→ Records
= = = = = = =
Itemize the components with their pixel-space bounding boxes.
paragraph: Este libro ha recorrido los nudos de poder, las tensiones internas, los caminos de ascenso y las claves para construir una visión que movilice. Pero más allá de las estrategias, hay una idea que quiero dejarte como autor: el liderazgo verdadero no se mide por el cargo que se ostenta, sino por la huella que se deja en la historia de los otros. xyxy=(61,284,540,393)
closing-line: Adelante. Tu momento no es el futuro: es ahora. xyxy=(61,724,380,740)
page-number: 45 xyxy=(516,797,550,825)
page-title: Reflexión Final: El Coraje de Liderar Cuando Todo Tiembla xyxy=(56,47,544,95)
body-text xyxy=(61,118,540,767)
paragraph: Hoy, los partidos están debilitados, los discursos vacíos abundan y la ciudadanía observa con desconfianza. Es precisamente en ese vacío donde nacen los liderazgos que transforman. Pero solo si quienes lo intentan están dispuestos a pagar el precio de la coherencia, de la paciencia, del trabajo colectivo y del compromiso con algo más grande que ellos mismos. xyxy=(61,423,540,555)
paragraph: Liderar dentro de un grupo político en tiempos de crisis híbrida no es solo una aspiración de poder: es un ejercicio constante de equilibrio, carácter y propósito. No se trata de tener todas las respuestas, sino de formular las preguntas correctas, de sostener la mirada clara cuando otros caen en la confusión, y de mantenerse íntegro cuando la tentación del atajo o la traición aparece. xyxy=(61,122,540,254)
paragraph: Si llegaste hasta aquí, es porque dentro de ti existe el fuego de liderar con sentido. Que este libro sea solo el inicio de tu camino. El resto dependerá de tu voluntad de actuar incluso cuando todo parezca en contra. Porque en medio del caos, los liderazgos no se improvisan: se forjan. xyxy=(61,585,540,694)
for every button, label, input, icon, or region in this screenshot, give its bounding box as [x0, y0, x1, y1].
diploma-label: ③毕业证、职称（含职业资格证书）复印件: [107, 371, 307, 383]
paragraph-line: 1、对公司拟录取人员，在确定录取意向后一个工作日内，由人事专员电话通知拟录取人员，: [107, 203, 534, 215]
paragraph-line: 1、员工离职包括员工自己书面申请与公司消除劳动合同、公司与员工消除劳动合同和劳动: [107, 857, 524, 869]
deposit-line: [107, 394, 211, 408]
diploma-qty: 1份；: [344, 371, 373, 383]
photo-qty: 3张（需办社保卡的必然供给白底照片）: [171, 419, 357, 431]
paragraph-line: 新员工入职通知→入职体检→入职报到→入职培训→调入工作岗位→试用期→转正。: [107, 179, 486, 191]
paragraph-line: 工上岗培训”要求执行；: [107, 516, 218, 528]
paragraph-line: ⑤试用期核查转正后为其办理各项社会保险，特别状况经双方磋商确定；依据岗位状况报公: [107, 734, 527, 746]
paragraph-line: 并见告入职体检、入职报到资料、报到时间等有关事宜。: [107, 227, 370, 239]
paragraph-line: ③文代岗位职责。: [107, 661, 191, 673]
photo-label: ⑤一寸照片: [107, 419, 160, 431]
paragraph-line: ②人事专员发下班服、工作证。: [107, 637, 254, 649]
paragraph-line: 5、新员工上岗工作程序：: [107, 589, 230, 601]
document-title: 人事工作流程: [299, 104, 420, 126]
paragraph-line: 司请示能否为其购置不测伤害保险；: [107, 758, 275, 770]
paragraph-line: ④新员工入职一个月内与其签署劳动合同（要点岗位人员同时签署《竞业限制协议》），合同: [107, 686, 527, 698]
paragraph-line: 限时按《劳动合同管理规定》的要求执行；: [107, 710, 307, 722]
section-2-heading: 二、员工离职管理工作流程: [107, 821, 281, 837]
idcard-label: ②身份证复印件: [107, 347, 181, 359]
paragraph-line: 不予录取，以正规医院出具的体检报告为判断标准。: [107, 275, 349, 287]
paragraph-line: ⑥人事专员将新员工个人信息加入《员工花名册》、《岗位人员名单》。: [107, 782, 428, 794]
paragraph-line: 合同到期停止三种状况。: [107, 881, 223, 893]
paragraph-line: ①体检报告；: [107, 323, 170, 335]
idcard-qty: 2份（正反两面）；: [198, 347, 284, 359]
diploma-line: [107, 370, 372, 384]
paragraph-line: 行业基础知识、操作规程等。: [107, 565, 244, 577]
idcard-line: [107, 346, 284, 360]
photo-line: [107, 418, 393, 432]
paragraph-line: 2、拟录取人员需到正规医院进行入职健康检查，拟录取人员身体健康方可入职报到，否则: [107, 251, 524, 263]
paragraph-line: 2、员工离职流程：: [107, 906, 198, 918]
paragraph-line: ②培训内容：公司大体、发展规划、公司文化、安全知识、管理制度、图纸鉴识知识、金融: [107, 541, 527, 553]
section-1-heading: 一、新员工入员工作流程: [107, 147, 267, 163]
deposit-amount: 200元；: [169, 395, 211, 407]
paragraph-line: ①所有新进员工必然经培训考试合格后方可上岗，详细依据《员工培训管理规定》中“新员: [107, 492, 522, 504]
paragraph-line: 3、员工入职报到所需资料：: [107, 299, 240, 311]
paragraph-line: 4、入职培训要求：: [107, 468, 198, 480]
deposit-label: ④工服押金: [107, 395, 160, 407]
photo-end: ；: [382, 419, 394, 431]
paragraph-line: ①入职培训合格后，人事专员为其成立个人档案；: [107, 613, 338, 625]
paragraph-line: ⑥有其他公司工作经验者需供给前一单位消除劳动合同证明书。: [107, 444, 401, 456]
= = = = = = =
→ EXERCISE GOAL
Copy every one of the items above word for word, keeping each line as it appears.

→ SOLUTION BELOW
Itemize the components with their pixel-space bounding boxes.
paragraph: Este libro ha recorrido los nudos de poder, las tensiones internas, los caminos de ascenso y las claves para construir una visión que movilice. Pero más allá de las estrategias, hay una idea que quiero dejarte como autor: el liderazgo verdadero no se mide por el cargo que se ostenta, sino por la huella que se deja en la historia de los otros. xyxy=(61,284,540,393)
closing-line: Adelante. Tu momento no es el futuro: es ahora. xyxy=(61,724,380,740)
page-number: 45 xyxy=(516,797,550,825)
page-title: Reflexión Final: El Coraje de Liderar Cuando Todo Tiembla xyxy=(56,47,544,95)
body-text xyxy=(61,118,540,767)
paragraph: Hoy, los partidos están debilitados, los discursos vacíos abundan y la ciudadanía observa con desconfianza. Es precisamente en ese vacío donde nacen los liderazgos que transforman. Pero solo si quienes lo intentan están dispuestos a pagar el precio de la coherencia, de la paciencia, del trabajo colectivo y del compromiso con algo más grande que ellos mismos. xyxy=(61,423,540,555)
paragraph: Liderar dentro de un grupo político en tiempos de crisis híbrida no es solo una aspiración de poder: es un ejercicio constante de equilibrio, carácter y propósito. No se trata de tener todas las respuestas, sino de formular las preguntas correctas, de sostener la mirada clara cuando otros caen en la confusión, y de mantenerse íntegro cuando la tentación del atajo o la traición aparece. xyxy=(61,122,540,254)
paragraph: Si llegaste hasta aquí, es porque dentro de ti existe el fuego de liderar con sentido. Que este libro sea solo el inicio de tu camino. El resto dependerá de tu voluntad de actuar incluso cuando todo parezca en contra. Porque en medio del caos, los liderazgos no se improvisan: se forjan. xyxy=(61,585,540,694)
for every button, label, input, icon, or region in this screenshot, give its bounding box as [x0, y0, x1, y1].
diploma-label: ③毕业证、职称（含职业资格证书）复印件: [107, 371, 307, 383]
paragraph-line: 1、对公司拟录取人员，在确定录取意向后一个工作日内，由人事专员电话通知拟录取人员，: [107, 203, 534, 215]
paragraph-line: 1、员工离职包括员工自己书面申请与公司消除劳动合同、公司与员工消除劳动合同和劳动: [107, 857, 524, 869]
deposit-line: [107, 394, 211, 408]
diploma-qty: 1份；: [344, 371, 373, 383]
photo-qty: 3张（需办社保卡的必然供给白底照片）: [171, 419, 357, 431]
paragraph-line: 新员工入职通知→入职体检→入职报到→入职培训→调入工作岗位→试用期→转正。: [107, 179, 486, 191]
paragraph-line: 工上岗培训”要求执行；: [107, 516, 218, 528]
paragraph-line: ⑤试用期核查转正后为其办理各项社会保险，特别状况经双方磋商确定；依据岗位状况报公: [107, 734, 527, 746]
paragraph-line: 并见告入职体检、入职报到资料、报到时间等有关事宜。: [107, 227, 370, 239]
paragraph-line: ③文代岗位职责。: [107, 661, 191, 673]
photo-label: ⑤一寸照片: [107, 419, 160, 431]
paragraph-line: ②人事专员发下班服、工作证。: [107, 637, 254, 649]
paragraph-line: 5、新员工上岗工作程序：: [107, 589, 230, 601]
document-title: 人事工作流程: [299, 104, 420, 126]
paragraph-line: 司请示能否为其购置不测伤害保险；: [107, 758, 275, 770]
paragraph-line: ④新员工入职一个月内与其签署劳动合同（要点岗位人员同时签署《竞业限制协议》），合同: [107, 686, 527, 698]
paragraph-line: 限时按《劳动合同管理规定》的要求执行；: [107, 710, 307, 722]
section-2-heading: 二、员工离职管理工作流程: [107, 821, 281, 837]
idcard-label: ②身份证复印件: [107, 347, 181, 359]
paragraph-line: 不予录取，以正规医院出具的体检报告为判断标准。: [107, 275, 349, 287]
paragraph-line: ⑥人事专员将新员工个人信息加入《员工花名册》、《岗位人员名单》。: [107, 782, 428, 794]
paragraph-line: 合同到期停止三种状况。: [107, 881, 223, 893]
paragraph-line: ①体检报告；: [107, 323, 170, 335]
idcard-qty: 2份（正反两面）；: [198, 347, 284, 359]
diploma-line: [107, 370, 372, 384]
paragraph-line: 行业基础知识、操作规程等。: [107, 565, 244, 577]
idcard-line: [107, 346, 284, 360]
photo-line: [107, 418, 393, 432]
paragraph-line: 2、拟录取人员需到正规医院进行入职健康检查，拟录取人员身体健康方可入职报到，否则: [107, 251, 524, 263]
paragraph-line: 2、员工离职流程：: [107, 906, 198, 918]
paragraph-line: ②培训内容：公司大体、发展规划、公司文化、安全知识、管理制度、图纸鉴识知识、金融: [107, 541, 527, 553]
section-1-heading: 一、新员工入员工作流程: [107, 147, 267, 163]
deposit-amount: 200元；: [169, 395, 211, 407]
paragraph-line: ①所有新进员工必然经培训考试合格后方可上岗，详细依据《员工培训管理规定》中“新员: [107, 492, 522, 504]
paragraph-line: 3、员工入职报到所需资料：: [107, 299, 240, 311]
paragraph-line: 4、入职培训要求：: [107, 468, 198, 480]
deposit-label: ④工服押金: [107, 395, 160, 407]
photo-end: ；: [382, 419, 394, 431]
paragraph-line: ①入职培训合格后，人事专员为其成立个人档案；: [107, 613, 338, 625]
paragraph-line: ⑥有其他公司工作经验者需供给前一单位消除劳动合同证明书。: [107, 444, 401, 456]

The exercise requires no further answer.